** start **

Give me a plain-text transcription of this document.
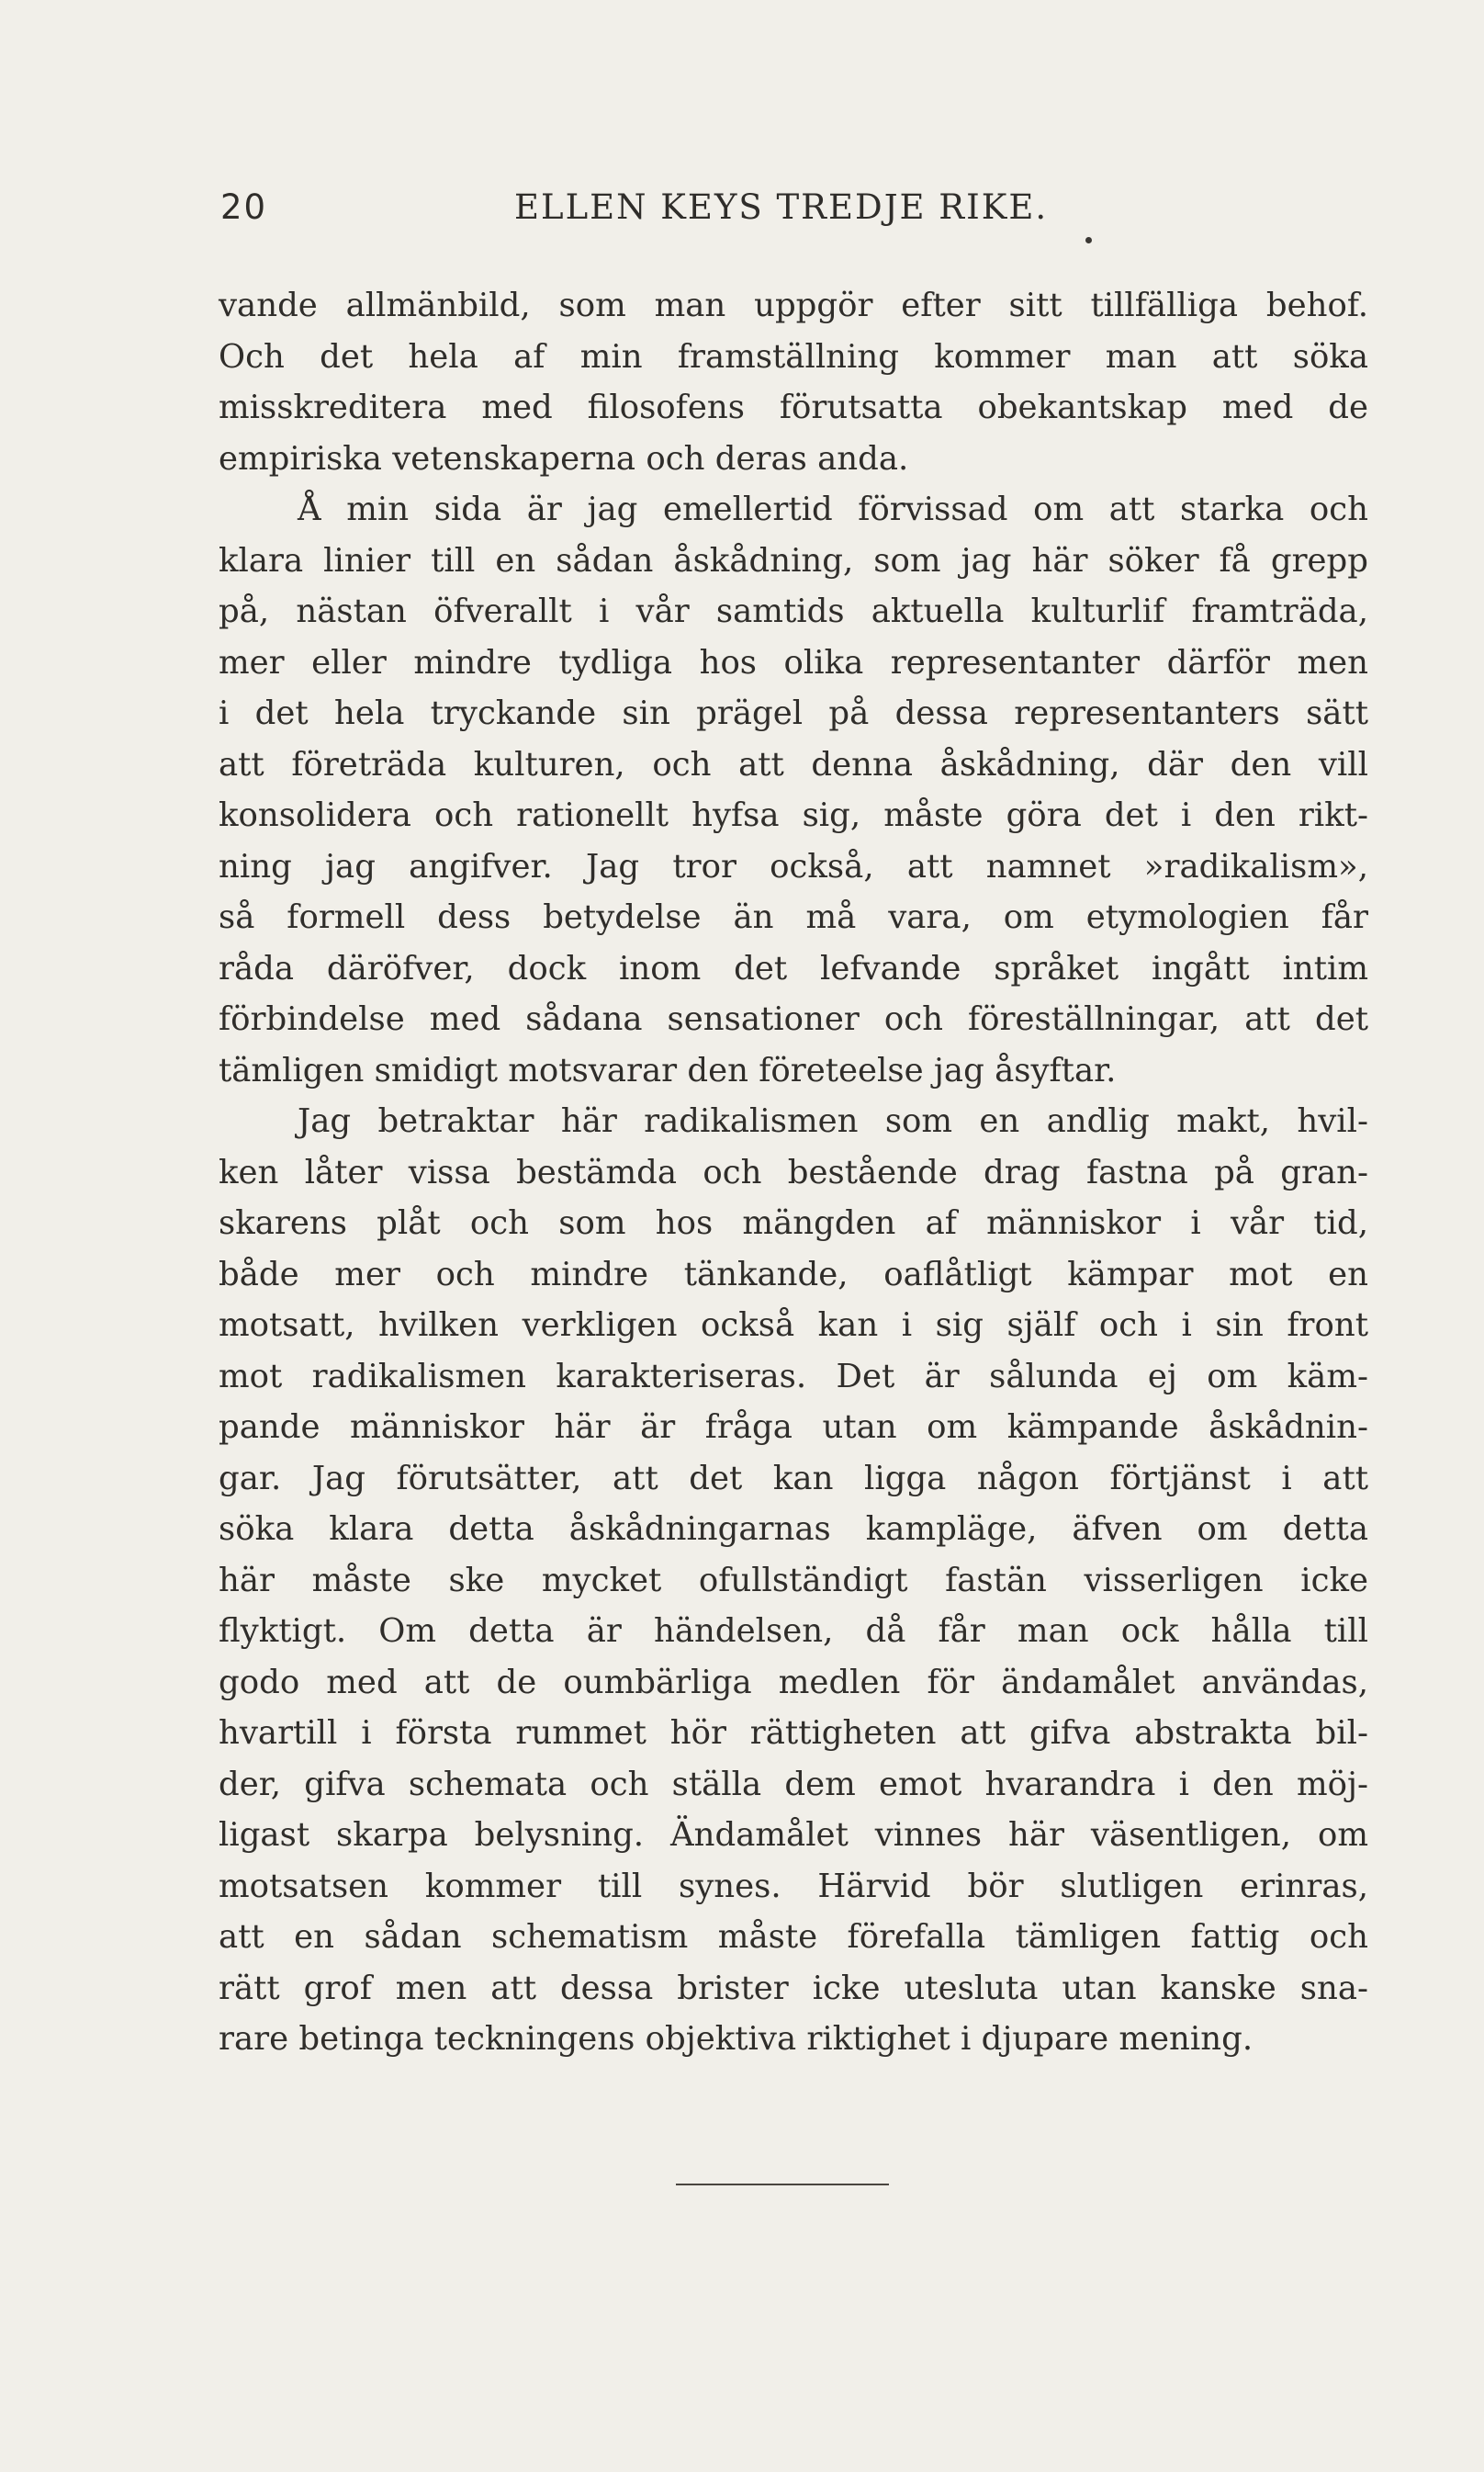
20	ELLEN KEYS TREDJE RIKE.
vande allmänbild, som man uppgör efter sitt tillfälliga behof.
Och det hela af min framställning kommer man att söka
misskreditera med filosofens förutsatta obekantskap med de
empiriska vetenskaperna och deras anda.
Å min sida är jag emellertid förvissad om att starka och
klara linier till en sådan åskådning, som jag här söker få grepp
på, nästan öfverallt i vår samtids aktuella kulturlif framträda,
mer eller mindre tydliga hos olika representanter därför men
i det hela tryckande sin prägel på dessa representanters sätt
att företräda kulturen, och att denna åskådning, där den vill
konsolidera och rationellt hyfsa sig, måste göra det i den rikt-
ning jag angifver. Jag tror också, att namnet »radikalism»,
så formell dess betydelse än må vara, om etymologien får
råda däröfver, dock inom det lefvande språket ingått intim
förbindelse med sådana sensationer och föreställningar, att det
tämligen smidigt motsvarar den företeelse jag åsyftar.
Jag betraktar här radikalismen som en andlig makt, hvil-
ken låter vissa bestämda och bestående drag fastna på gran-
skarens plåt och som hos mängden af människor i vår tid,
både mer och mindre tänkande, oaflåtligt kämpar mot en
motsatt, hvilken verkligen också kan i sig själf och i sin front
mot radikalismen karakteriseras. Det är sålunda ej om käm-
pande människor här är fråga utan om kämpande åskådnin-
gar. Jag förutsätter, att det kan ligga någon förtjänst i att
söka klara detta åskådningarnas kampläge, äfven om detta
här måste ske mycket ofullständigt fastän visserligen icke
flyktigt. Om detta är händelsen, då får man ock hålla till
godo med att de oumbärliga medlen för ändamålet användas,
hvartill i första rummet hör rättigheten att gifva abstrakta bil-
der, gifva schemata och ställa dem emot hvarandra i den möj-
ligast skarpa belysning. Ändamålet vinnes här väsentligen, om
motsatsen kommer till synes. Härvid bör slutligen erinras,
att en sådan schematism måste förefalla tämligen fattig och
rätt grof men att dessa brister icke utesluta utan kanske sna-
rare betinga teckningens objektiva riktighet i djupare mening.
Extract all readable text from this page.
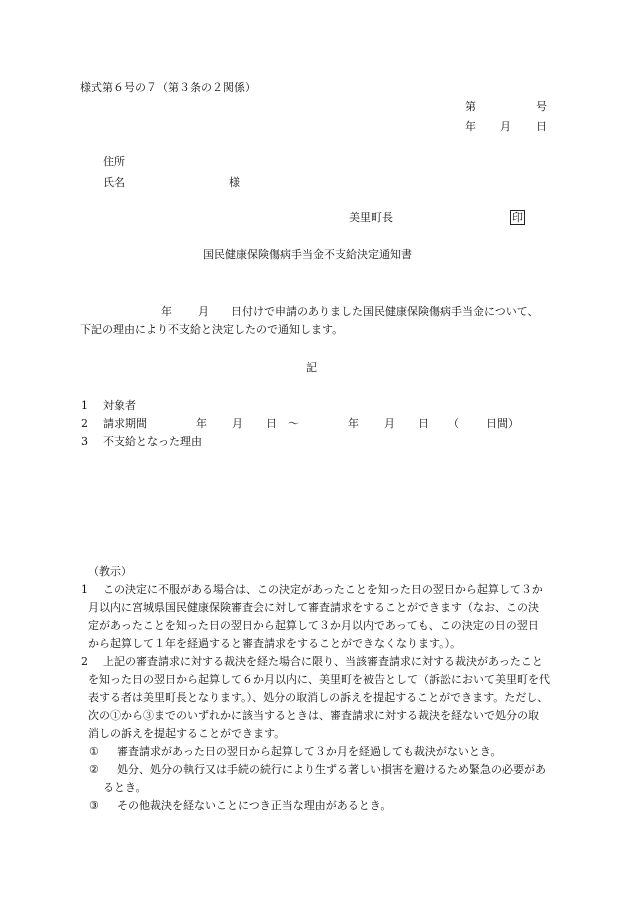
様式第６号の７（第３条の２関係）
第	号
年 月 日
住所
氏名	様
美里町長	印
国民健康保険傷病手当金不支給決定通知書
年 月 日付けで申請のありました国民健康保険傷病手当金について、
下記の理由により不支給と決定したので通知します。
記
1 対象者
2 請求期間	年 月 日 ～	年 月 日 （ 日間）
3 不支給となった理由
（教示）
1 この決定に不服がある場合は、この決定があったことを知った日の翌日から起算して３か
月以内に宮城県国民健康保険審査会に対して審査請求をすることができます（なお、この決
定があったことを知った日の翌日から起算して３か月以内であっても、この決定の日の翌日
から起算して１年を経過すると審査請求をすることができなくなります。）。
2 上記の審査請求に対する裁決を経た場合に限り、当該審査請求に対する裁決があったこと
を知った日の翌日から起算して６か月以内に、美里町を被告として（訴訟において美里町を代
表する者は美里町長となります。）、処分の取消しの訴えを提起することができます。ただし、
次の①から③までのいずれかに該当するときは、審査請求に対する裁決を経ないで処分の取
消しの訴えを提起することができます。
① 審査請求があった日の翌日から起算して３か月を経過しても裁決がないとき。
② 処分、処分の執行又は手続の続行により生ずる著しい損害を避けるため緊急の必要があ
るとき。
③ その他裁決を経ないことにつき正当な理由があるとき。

** end **

- _PROBLEM TO SOLVE_:
Using the material above, return every line exactly as it appears, minus the pictures.

- _OUTPUT FOR THIS TASK_:
Give me a plain-text transcription of this document.
20	ELLEN KEYS TREDJE RIKE.
vande allmänbild, som man uppgör efter sitt tillfälliga behof.
Och det hela af min framställning kommer man att söka
misskreditera med filosofens förutsatta obekantskap med de
empiriska vetenskaperna och deras anda.
Å min sida är jag emellertid förvissad om att starka och
klara linier till en sådan åskådning, som jag här söker få grepp
på, nästan öfverallt i vår samtids aktuella kulturlif framträda,
mer eller mindre tydliga hos olika representanter därför men
i det hela tryckande sin prägel på dessa representanters sätt
att företräda kulturen, och att denna åskådning, där den vill
konsolidera och rationellt hyfsa sig, måste göra det i den rikt-
ning jag angifver. Jag tror också, att namnet »radikalism»,
så formell dess betydelse än må vara, om etymologien får
råda däröfver, dock inom det lefvande språket ingått intim
förbindelse med sådana sensationer och föreställningar, att det
tämligen smidigt motsvarar den företeelse jag åsyftar.
Jag betraktar här radikalismen som en andlig makt, hvil-
ken låter vissa bestämda och bestående drag fastna på gran-
skarens plåt och som hos mängden af människor i vår tid,
både mer och mindre tänkande, oaflåtligt kämpar mot en
motsatt, hvilken verkligen också kan i sig själf och i sin front
mot radikalismen karakteriseras. Det är sålunda ej om käm-
pande människor här är fråga utan om kämpande åskådnin-
gar. Jag förutsätter, att det kan ligga någon förtjänst i att
söka klara detta åskådningarnas kampläge, äfven om detta
här måste ske mycket ofullständigt fastän visserligen icke
flyktigt. Om detta är händelsen, då får man ock hålla till
godo med att de oumbärliga medlen för ändamålet användas,
hvartill i första rummet hör rättigheten att gifva abstrakta bil-
der, gifva schemata och ställa dem emot hvarandra i den möj-
ligast skarpa belysning. Ändamålet vinnes här väsentligen, om
motsatsen kommer till synes. Härvid bör slutligen erinras,
att en sådan schematism måste förefalla tämligen fattig och
rätt grof men att dessa brister icke utesluta utan kanske sna-
rare betinga teckningens objektiva riktighet i djupare mening.
Extract all readable text from this page.
様式第６号の７（第３条の２関係）
第	号
年 月 日
住所
氏名	様
美里町長	印
国民健康保険傷病手当金不支給決定通知書
年 月 日付けで申請のありました国民健康保険傷病手当金について、
下記の理由により不支給と決定したので通知します。
記
1 対象者
2 請求期間	年 月 日 ～	年 月 日 （ 日間）
3 不支給となった理由
（教示）
1 この決定に不服がある場合は、この決定があったことを知った日の翌日から起算して３か
月以内に宮城県国民健康保険審査会に対して審査請求をすることができます（なお、この決
定があったことを知った日の翌日から起算して３か月以内であっても、この決定の日の翌日
から起算して１年を経過すると審査請求をすることができなくなります。）。
2 上記の審査請求に対する裁決を経た場合に限り、当該審査請求に対する裁決があったこと
を知った日の翌日から起算して６か月以内に、美里町を被告として（訴訟において美里町を代
表する者は美里町長となります。）、処分の取消しの訴えを提起することができます。ただし、
次の①から③までのいずれかに該当するときは、審査請求に対する裁決を経ないで処分の取
消しの訴えを提起することができます。
① 審査請求があった日の翌日から起算して３か月を経過しても裁決がないとき。
② 処分、処分の執行又は手続の続行により生ずる著しい損害を避けるため緊急の必要があ
るとき。
③ その他裁決を経ないことにつき正当な理由があるとき。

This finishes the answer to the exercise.